- FRAGMENTO DEL DOCUMENTO:
= = = = = = =

Una crítica habitual, que se efectúa hoy día, a los análisis y políticas del bienestar y del desarrollo sostenible llevados a cabo en el pasado, es que ellos estaban basados en un funcionamiento en silos. Esto es, que cada analista y departamento de gobierno se ocupaba de su área y trataba de alcanzar los objetivos que para ella se consideraban deseables, sin preocuparse de los efectos que ello podría tener en otras áreas o dimensiones ligadas también al bienestar o al desarrollo sostenible. Ese funcionamiento en silos iba acompañado, además, en la práctica, por una reducción de todo el bienestar a una única dimensión (la económica) y a un único indicador (el PIB per cápita).
Poco a poco fueron creciendo las voces (de los sociólogos, de los ecologistas, de los psicólogos…) que reclamaban una aproximación al bienestar y al desarrollo sostenible más multidimensional, y que advertían que el avance que se hacía en una dimensión podía ser a costa del que se hacía en otra. Como consecuencia, se empezaron a analizar las relaciones empíricas que se daban entre el bienestar económico y la felicidad o la satisfacción con la vida (a los cuales se suponía que el primera debía servir) o entre el bienestar económico y las restantes dimensiones del bienestar (la desigualdad, la pobreza, la sostenibilidad medioambiental…). (Véase Navarro, 2022)

= = = = = = =

- DATOS PROPORCIONADOS:

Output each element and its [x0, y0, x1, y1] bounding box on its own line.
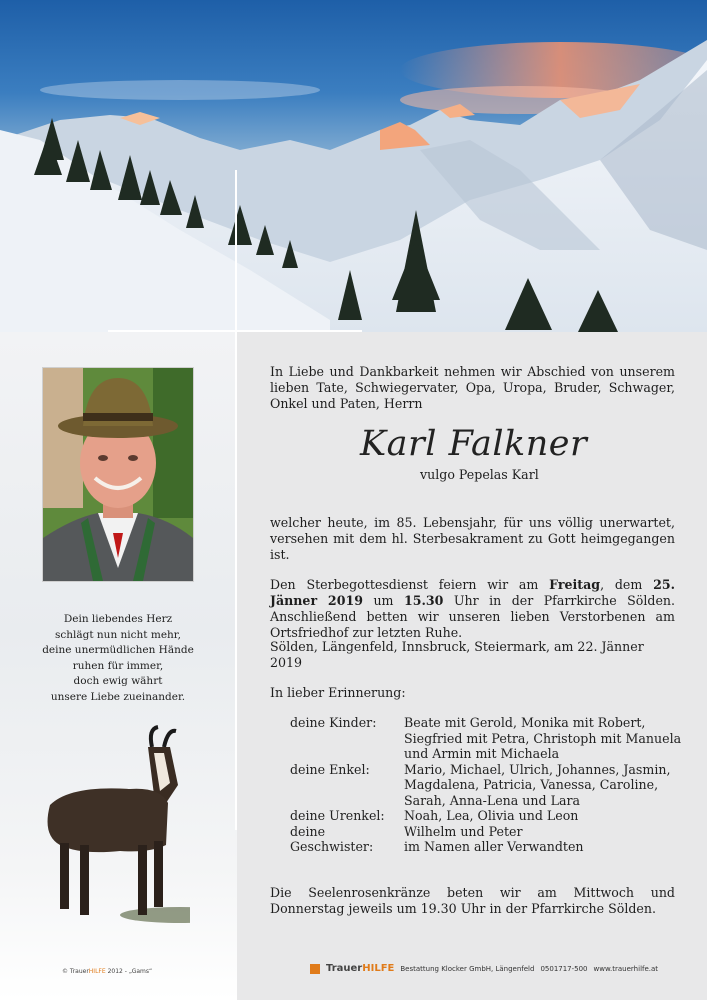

= = = = = = =

- DESCRIPCIÓN DEL EJERCICIO: Por favor, indica a qué única dimensión y a qué único indicador se reducía el bienestar en la práctica, según el fragmento sobre el bienestar y el desarrollo sostenible.

- RESULTADO CORRECTO: A la dimensión económica y al PIB per cápita.